Short exercise:
Report, word for word, every line of the material that contains "ylabel".

## start

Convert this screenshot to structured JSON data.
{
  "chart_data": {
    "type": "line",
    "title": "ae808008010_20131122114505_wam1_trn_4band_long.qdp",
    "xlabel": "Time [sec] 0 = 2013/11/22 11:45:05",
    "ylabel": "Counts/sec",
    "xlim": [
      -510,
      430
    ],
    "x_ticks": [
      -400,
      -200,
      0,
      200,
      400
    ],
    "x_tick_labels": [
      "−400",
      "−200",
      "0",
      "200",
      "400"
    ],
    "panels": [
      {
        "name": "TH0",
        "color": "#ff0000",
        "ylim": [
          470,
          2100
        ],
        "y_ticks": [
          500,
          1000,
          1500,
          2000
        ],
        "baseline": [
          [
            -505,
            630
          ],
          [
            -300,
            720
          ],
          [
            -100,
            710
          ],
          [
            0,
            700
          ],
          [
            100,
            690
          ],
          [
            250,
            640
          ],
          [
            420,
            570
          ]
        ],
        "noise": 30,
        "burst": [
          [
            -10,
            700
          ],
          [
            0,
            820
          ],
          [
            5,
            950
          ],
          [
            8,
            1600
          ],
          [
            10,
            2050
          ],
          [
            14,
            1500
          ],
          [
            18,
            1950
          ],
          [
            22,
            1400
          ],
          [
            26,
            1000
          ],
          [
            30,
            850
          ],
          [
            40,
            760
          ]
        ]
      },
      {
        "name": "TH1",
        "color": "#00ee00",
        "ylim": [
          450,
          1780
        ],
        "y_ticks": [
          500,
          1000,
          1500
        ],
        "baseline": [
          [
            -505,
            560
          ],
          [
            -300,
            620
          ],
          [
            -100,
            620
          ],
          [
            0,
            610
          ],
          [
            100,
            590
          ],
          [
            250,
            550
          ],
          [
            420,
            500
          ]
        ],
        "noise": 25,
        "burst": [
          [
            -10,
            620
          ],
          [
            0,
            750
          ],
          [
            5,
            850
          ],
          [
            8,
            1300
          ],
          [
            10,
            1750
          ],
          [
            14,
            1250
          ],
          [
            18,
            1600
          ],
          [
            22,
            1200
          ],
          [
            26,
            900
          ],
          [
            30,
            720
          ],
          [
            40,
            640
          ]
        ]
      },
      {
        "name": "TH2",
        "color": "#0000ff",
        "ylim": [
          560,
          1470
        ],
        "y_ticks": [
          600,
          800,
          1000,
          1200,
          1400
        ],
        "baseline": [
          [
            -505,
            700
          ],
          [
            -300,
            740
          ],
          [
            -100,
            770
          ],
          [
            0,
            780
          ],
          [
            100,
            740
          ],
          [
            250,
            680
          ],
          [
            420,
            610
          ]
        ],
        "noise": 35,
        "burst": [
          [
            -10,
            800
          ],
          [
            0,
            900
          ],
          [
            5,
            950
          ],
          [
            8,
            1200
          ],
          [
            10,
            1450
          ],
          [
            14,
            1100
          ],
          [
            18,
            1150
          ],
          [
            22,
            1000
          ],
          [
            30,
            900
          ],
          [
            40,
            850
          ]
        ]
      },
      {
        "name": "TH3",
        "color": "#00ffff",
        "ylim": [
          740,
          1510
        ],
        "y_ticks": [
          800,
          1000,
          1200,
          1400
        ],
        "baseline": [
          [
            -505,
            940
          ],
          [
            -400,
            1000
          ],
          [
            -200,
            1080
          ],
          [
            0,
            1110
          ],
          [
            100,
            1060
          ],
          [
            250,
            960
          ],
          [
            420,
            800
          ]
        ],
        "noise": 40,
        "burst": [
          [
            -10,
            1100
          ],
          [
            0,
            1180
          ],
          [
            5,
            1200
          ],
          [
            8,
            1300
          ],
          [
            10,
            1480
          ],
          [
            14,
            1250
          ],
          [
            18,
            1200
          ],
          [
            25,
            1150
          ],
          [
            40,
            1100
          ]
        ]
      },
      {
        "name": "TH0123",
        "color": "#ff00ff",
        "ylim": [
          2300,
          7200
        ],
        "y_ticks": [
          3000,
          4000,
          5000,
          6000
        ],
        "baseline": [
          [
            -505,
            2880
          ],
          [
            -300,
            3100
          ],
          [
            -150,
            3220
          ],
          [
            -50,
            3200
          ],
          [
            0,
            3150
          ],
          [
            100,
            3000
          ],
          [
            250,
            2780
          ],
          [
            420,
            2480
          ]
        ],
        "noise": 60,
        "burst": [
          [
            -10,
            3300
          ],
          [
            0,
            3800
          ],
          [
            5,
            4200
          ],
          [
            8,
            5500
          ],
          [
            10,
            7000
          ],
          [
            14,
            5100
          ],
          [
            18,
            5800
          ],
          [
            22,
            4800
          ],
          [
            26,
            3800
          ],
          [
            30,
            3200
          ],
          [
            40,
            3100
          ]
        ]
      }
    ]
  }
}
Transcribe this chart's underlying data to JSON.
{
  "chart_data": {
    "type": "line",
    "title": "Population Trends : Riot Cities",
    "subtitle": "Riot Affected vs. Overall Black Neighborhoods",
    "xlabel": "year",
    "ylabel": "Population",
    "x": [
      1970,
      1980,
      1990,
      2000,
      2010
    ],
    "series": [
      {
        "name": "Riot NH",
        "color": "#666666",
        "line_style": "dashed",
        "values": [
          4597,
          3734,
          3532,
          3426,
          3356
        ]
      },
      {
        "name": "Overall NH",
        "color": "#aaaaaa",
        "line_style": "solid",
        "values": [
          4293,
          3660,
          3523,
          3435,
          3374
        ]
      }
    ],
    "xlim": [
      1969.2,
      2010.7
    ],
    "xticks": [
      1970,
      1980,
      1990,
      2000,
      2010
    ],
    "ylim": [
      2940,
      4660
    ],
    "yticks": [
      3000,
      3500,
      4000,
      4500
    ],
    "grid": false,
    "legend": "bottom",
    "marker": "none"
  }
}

## end

Written answer:
    "ylabel": "Counts/sec",
    "ylabel": "Population",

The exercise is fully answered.